**Extrait choisi:**
::::

Allez-vous quitter vos fonctions de président de Diambars ou allez-vous cumuler les deux ?
« Si je ne suis plus président de Diambars, je n’ai plus la qualité pour être administrateur, donc pour pouvoir être président de la Ligue. Nous ne sommes pas ici dans le landerneau et le domaine politique. La légitimité que j’ai à la Ligue sort de celle que j’ai de président de club et c’est cette capacité qui me met en phase avec les objectifs de la Ligue. Si on est un président déconnecté de la réalité de la vie des clubs, malheureusement on ne fera pas progresser la Ligue. Par la progression de la Ligue, c’est le cumul de celle des clubs» .
Comparaison n’est pas raison, mais je me réfère de ce qui se fait en France où le président ne dirige aucun club.
« C’est vrai, mais la France a plus de soixante ans de professionnalisme. Donc elle a une histoire de ce point de vue. Cela ne s’est pas passé toujours comme cela se passe actuellement. Honnêtement, le plus grand cadeau que vous pouvez nous faire, c’est de ne plus nous comparer à la France, à l’Espagne ou à l’Angleterre. Aujourd’hui, nous essayons, à la dimension de l’Afrique, de monter un modèle de professionnalisme qui est unique parce qu’il ressort de la volonté des présidents de clubs qui, il y a quatre ans, se sont cotisés un million et demi pour les clubs de Ligue 1 et un million pour les clubs de L 2 pour démarrer. Allez visiter ce qui se passe en Algérie, au Gabon, en Côte d’Ivoire ou au Cameroun, vous verrez que le modèle sénégalais est unique. Il ne faut donc pas lui mettre une pression démesurée. Je crois qu’au lieu de nous taper dessus, de mettre de gros titres sur un épiphénomène, la presse devrait être un peu indulgente et un peu positive en ce qui concerne l’expérience sénégalaise » .

::::

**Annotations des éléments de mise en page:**
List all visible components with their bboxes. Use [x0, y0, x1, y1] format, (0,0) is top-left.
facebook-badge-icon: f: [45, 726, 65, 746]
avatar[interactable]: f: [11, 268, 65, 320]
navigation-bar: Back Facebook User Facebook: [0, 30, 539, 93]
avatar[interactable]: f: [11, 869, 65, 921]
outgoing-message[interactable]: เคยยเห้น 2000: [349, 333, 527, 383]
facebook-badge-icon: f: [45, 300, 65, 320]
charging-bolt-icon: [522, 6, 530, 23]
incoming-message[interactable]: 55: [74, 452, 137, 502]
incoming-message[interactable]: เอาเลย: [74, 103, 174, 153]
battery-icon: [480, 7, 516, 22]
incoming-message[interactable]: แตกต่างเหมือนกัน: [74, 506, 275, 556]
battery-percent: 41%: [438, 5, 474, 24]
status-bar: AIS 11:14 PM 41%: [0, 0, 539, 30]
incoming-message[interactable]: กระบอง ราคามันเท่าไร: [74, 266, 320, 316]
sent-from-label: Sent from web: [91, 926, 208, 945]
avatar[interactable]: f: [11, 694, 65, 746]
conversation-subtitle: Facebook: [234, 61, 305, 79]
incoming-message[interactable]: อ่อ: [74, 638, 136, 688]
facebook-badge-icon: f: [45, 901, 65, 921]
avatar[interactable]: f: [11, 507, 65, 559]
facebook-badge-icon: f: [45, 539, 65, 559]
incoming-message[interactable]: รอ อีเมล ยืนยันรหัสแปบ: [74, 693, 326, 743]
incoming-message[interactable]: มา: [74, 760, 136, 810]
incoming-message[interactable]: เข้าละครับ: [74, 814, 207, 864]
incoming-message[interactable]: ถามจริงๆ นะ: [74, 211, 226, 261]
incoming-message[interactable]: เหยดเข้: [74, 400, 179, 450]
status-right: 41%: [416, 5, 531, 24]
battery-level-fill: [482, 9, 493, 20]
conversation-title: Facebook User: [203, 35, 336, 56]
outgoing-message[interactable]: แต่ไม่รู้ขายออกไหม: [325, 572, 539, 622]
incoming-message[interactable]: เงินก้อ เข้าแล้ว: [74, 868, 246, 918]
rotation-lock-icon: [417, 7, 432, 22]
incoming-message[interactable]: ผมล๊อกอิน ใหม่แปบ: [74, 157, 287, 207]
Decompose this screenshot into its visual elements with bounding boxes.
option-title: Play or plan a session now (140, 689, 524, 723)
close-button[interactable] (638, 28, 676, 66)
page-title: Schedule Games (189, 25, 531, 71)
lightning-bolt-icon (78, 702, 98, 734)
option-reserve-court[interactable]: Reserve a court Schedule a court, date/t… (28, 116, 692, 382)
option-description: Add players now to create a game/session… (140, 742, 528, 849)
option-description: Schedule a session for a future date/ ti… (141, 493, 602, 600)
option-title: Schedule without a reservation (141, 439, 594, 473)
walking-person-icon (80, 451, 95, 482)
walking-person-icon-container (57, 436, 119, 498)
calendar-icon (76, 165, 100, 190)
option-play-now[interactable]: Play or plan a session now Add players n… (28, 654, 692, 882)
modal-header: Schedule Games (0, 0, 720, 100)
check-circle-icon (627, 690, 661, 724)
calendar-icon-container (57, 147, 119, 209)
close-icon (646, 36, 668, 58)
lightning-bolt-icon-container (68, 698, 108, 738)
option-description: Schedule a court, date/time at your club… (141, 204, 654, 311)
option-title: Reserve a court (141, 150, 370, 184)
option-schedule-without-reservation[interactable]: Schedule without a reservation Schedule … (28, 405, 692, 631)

::::

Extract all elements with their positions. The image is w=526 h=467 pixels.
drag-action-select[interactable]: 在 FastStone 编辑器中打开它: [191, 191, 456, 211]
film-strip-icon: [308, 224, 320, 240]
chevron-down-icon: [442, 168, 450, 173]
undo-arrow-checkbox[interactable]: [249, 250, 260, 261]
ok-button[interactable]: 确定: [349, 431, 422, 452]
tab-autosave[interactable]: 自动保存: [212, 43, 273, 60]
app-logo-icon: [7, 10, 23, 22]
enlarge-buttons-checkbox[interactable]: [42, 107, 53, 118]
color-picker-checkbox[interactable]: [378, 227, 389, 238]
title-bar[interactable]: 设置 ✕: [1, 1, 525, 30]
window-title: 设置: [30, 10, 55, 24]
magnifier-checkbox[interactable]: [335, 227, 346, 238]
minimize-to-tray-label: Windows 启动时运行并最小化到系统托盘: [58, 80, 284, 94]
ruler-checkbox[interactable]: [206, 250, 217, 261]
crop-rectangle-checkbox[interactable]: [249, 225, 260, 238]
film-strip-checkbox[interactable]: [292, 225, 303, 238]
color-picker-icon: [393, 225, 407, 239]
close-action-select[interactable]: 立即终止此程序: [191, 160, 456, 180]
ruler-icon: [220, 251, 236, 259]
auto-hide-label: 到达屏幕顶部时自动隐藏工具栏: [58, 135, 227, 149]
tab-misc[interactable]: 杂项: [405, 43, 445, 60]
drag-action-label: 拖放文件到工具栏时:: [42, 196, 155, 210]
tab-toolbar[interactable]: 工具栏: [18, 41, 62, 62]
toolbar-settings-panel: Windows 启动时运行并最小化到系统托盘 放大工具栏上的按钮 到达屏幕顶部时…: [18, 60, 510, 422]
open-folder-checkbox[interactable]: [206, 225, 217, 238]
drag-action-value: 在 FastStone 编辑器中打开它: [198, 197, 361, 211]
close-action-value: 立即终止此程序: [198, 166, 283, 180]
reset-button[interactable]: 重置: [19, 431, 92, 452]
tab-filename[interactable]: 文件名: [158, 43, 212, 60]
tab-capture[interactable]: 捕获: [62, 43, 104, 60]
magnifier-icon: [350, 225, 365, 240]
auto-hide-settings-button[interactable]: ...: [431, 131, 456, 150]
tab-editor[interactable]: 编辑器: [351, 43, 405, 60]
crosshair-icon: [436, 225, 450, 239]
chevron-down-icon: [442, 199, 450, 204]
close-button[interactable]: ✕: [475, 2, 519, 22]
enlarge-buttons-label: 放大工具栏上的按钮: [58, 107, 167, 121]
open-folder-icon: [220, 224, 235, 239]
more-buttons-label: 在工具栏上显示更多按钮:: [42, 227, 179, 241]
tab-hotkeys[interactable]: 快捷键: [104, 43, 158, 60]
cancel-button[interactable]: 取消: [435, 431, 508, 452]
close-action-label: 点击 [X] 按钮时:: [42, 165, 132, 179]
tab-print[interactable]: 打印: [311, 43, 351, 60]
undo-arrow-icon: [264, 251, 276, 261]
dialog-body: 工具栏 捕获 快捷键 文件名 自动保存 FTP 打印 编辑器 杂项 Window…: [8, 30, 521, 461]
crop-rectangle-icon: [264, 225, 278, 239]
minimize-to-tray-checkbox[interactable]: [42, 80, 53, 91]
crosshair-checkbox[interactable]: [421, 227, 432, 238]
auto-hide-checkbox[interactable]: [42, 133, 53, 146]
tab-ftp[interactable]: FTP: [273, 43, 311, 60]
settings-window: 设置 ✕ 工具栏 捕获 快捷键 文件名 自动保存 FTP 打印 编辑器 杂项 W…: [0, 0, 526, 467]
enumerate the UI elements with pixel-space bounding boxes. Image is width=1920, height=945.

::::

**Travail à faire:**
Recopiez à l'identique le passage de l'extrait choisi qui va de "Allez-vous quitter vos" à "dirige aucun club.", ces deux passages compris. Ces enregistrements viennent d'une autre source.

**Réponse écrite:**
Allez-vous quitter vos fonctions de président de Diambars ou allez-vous cumuler les deux ?
« Si je ne suis plus président de Diambars, je n’ai plus la qualité pour être administrateur, donc pour pouvoir être président de la Ligue. Nous ne sommes pas ici dans le landerneau et le domaine politique. La légitimité que j’ai à la Ligue sort de celle que j’ai de président de club et c’est cette capacité qui me met en phase avec les objectifs de la Ligue. Si on est un président déconnecté de la réalité de la vie des clubs, malheureusement on ne fera pas progresser la Ligue. Par la progression de la Ligue, c’est le cumul de celle des clubs» .
Comparaison n’est pas raison, mais je me réfère de ce qui se fait en France où le président ne dirige aucun club.